(Source records)
%%

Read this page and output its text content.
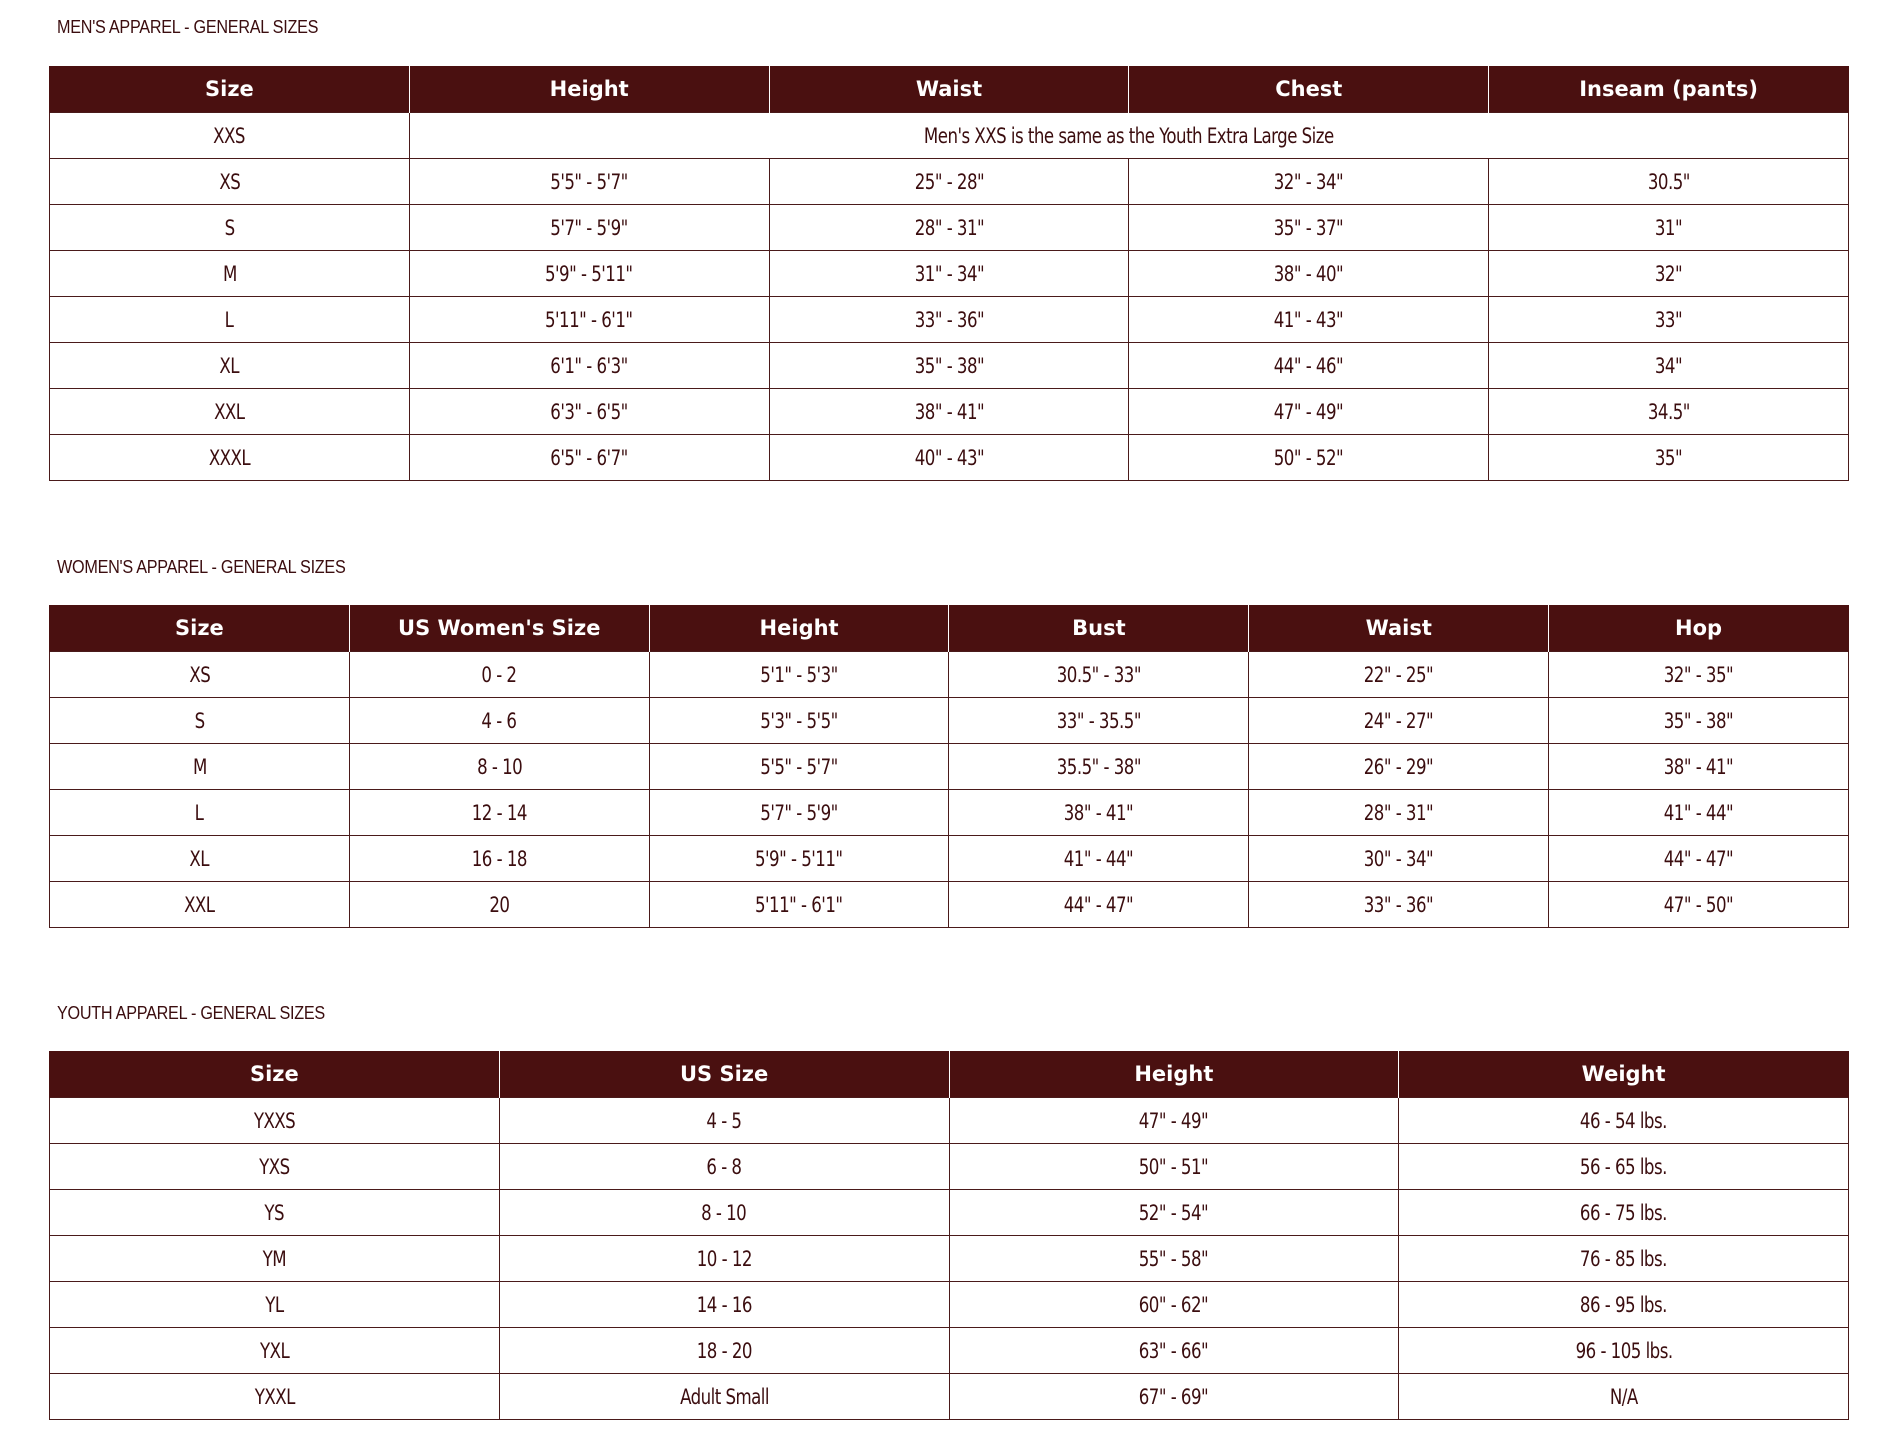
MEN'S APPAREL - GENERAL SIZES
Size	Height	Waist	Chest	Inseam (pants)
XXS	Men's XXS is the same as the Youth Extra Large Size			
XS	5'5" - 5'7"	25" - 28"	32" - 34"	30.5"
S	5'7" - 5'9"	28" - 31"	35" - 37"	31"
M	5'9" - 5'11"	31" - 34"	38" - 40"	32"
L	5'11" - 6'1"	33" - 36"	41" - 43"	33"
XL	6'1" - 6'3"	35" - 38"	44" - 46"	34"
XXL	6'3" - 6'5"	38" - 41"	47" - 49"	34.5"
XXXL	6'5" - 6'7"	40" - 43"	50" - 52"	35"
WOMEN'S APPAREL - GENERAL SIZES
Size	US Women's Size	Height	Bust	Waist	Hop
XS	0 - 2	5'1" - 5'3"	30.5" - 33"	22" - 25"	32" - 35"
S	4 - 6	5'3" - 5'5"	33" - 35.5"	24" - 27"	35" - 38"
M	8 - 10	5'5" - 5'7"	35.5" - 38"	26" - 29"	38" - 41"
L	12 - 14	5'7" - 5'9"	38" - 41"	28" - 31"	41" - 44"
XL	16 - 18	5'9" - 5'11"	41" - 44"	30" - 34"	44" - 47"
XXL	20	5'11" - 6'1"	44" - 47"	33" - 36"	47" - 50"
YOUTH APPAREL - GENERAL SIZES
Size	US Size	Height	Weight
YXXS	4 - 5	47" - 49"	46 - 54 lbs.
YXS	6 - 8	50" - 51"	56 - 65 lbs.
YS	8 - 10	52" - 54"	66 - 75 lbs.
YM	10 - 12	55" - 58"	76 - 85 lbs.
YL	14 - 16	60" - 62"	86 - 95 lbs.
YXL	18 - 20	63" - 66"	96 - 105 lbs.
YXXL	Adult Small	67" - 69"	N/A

%%
%%

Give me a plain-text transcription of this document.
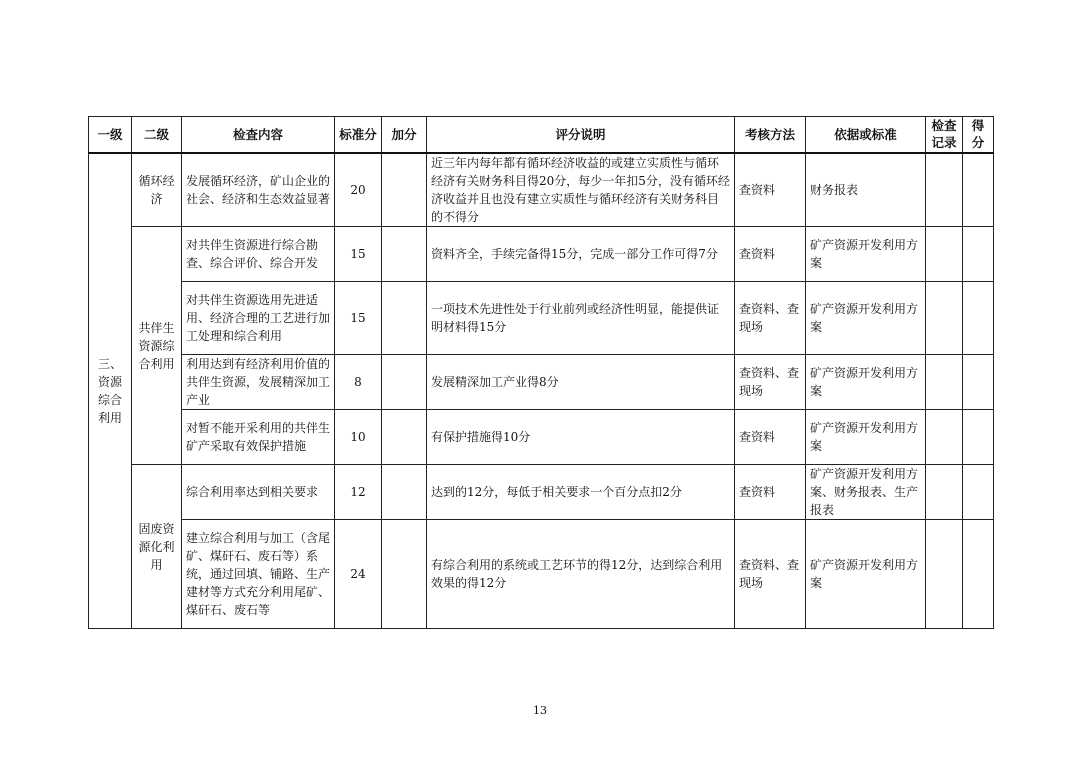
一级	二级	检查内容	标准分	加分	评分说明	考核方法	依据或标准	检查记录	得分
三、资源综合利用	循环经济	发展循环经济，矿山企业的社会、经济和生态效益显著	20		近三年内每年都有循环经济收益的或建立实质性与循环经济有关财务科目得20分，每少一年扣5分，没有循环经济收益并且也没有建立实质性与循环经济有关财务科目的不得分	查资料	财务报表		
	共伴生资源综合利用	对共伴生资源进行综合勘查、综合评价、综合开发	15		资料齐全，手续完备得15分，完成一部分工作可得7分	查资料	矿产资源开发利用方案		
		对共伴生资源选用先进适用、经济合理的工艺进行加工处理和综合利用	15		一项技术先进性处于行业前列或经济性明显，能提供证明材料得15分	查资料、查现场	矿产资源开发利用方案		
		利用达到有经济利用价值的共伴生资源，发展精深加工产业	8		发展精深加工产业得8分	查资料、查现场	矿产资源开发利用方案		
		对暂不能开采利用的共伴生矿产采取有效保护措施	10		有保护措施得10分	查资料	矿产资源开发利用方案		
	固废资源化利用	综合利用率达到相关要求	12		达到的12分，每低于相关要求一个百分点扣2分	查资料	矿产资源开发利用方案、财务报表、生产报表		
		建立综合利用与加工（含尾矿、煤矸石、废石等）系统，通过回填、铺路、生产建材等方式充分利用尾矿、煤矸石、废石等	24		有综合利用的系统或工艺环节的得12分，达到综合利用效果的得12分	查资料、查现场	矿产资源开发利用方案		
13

%%

Required task
Give only the number of lines in the material above that hold the word "Height".

Worked answer
3